* [Task to carry out]
Identify all lines in the data containing the string "screenshot". Copy them out.

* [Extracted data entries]
%%

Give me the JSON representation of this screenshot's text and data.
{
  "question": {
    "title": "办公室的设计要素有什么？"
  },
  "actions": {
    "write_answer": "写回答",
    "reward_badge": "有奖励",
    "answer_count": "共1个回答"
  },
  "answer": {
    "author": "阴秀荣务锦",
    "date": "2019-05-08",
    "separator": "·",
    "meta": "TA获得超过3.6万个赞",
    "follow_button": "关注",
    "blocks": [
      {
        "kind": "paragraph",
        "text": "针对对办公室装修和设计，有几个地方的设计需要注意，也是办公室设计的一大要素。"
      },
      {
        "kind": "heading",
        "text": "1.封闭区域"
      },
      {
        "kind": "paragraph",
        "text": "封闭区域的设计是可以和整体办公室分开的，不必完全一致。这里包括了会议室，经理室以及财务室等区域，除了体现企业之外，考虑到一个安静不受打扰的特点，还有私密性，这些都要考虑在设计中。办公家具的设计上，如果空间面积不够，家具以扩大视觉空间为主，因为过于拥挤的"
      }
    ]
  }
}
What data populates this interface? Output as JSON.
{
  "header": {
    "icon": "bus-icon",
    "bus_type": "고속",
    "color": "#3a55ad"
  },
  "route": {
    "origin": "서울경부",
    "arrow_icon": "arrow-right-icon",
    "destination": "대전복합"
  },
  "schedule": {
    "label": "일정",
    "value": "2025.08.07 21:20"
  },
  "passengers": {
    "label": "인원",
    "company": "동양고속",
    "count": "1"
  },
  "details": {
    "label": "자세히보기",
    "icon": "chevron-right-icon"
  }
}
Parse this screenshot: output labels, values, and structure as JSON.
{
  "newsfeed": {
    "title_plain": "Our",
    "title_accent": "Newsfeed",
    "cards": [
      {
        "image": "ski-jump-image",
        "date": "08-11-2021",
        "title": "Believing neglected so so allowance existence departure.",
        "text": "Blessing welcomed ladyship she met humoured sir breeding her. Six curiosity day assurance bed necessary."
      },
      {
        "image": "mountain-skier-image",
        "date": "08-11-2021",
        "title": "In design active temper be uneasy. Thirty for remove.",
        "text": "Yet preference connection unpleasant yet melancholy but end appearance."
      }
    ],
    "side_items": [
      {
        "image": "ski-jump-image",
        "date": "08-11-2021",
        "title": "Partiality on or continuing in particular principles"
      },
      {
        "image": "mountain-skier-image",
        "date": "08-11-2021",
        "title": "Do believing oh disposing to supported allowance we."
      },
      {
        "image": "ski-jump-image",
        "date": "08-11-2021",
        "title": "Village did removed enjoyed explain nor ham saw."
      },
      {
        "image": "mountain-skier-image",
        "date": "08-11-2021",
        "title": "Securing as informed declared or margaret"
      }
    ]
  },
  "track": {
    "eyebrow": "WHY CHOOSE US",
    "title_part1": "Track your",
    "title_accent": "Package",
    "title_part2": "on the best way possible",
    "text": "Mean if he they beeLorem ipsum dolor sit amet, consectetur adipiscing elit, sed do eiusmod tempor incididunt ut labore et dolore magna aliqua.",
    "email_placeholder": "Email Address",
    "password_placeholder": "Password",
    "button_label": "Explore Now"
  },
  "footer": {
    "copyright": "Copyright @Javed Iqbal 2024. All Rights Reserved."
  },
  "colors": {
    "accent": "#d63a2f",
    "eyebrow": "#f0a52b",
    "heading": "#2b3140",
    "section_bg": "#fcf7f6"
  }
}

%%

* [Complete answer]
Give me the JSON representation of this screenshot's text and data.
Parse this screenshot: output labels, values, and structure as JSON.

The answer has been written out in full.